EXERCISE BRIEF
Every entry needs to be printed exactly, please.

RECORDS SUPPLIED
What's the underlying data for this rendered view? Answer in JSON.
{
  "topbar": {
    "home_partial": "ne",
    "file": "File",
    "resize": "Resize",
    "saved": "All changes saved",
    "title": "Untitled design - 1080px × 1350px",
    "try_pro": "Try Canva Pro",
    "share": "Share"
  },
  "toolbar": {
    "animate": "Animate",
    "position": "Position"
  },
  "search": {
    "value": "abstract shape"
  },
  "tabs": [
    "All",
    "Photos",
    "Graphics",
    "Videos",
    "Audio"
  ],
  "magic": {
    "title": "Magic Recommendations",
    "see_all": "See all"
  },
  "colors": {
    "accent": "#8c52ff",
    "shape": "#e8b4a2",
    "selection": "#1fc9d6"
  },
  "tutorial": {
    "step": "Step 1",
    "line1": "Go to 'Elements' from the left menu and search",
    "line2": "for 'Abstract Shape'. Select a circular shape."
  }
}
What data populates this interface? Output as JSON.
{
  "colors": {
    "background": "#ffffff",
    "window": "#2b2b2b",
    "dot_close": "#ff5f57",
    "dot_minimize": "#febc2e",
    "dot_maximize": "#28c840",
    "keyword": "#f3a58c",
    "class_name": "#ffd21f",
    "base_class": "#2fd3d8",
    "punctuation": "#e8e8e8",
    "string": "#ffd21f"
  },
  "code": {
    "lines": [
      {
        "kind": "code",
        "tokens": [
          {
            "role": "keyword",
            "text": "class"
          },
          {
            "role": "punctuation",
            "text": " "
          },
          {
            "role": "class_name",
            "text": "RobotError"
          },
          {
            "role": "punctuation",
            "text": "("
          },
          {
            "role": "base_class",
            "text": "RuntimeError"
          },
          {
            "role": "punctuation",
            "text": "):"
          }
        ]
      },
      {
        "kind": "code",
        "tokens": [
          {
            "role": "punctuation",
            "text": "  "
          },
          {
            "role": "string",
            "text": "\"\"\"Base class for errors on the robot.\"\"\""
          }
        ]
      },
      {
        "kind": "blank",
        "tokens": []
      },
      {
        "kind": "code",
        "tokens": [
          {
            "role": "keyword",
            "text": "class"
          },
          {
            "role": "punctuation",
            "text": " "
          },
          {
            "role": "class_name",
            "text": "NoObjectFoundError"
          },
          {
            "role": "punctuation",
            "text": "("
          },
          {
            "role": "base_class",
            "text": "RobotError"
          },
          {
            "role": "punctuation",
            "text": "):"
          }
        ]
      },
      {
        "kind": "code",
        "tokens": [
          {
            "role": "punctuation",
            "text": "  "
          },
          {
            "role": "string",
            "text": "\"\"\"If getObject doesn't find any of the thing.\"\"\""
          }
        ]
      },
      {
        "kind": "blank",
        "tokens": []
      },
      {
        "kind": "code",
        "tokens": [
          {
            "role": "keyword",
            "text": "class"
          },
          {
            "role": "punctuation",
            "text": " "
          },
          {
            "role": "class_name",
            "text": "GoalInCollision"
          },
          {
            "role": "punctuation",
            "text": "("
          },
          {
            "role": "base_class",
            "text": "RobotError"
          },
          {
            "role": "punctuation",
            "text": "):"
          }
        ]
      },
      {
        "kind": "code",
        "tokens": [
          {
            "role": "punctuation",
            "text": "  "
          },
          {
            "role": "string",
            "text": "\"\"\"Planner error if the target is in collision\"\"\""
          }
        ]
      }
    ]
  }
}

PROBLEM SOLUTION
What's the underlying data for this rendered view? Answer in JSON.
{
  "topbar": {
    "home_partial": "ne",
    "file": "File",
    "resize": "Resize",
    "saved": "All changes saved",
    "title": "Untitled design - 1080px × 1350px",
    "try_pro": "Try Canva Pro",
    "share": "Share"
  },
  "toolbar": {
    "animate": "Animate",
    "position": "Position"
  },
  "search": {
    "value": "abstract shape"
  },
  "tabs": [
    "All",
    "Photos",
    "Graphics",
    "Videos",
    "Audio"
  ],
  "magic": {
    "title": "Magic Recommendations",
    "see_all": "See all"
  },
  "colors": {
    "accent": "#8c52ff",
    "shape": "#e8b4a2",
    "selection": "#1fc9d6"
  },
  "tutorial": {
    "step": "Step 1",
    "line1": "Go to 'Elements' from the left menu and search",
    "line2": "for 'Abstract Shape'. Select a circular shape."
  }
}
What data populates this interface? Output as JSON.
{
  "colors": {
    "background": "#ffffff",
    "window": "#2b2b2b",
    "dot_close": "#ff5f57",
    "dot_minimize": "#febc2e",
    "dot_maximize": "#28c840",
    "keyword": "#f3a58c",
    "class_name": "#ffd21f",
    "base_class": "#2fd3d8",
    "punctuation": "#e8e8e8",
    "string": "#ffd21f"
  },
  "code": {
    "lines": [
      {
        "kind": "code",
        "tokens": [
          {
            "role": "keyword",
            "text": "class"
          },
          {
            "role": "punctuation",
            "text": " "
          },
          {
            "role": "class_name",
            "text": "RobotError"
          },
          {
            "role": "punctuation",
            "text": "("
          },
          {
            "role": "base_class",
            "text": "RuntimeError"
          },
          {
            "role": "punctuation",
            "text": "):"
          }
        ]
      },
      {
        "kind": "code",
        "tokens": [
          {
            "role": "punctuation",
            "text": "  "
          },
          {
            "role": "string",
            "text": "\"\"\"Base class for errors on the robot.\"\"\""
          }
        ]
      },
      {
        "kind": "blank",
        "tokens": []
      },
      {
        "kind": "code",
        "tokens": [
          {
            "role": "keyword",
            "text": "class"
          },
          {
            "role": "punctuation",
            "text": " "
          },
          {
            "role": "class_name",
            "text": "NoObjectFoundError"
          },
          {
            "role": "punctuation",
            "text": "("
          },
          {
            "role": "base_class",
            "text": "RobotError"
          },
          {
            "role": "punctuation",
            "text": "):"
          }
        ]
      },
      {
        "kind": "code",
        "tokens": [
          {
            "role": "punctuation",
            "text": "  "
          },
          {
            "role": "string",
            "text": "\"\"\"If getObject doesn't find any of the thing.\"\"\""
          }
        ]
      },
      {
        "kind": "blank",
        "tokens": []
      },
      {
        "kind": "code",
        "tokens": [
          {
            "role": "keyword",
            "text": "class"
          },
          {
            "role": "punctuation",
            "text": " "
          },
          {
            "role": "class_name",
            "text": "GoalInCollision"
          },
          {
            "role": "punctuation",
            "text": "("
          },
          {
            "role": "base_class",
            "text": "RobotError"
          },
          {
            "role": "punctuation",
            "text": "):"
          }
        ]
      },
      {
        "kind": "code",
        "tokens": [
          {
            "role": "punctuation",
            "text": "  "
          },
          {
            "role": "string",
            "text": "\"\"\"Planner error if the target is in collision\"\"\""
          }
        ]
      }
    ]
  }
}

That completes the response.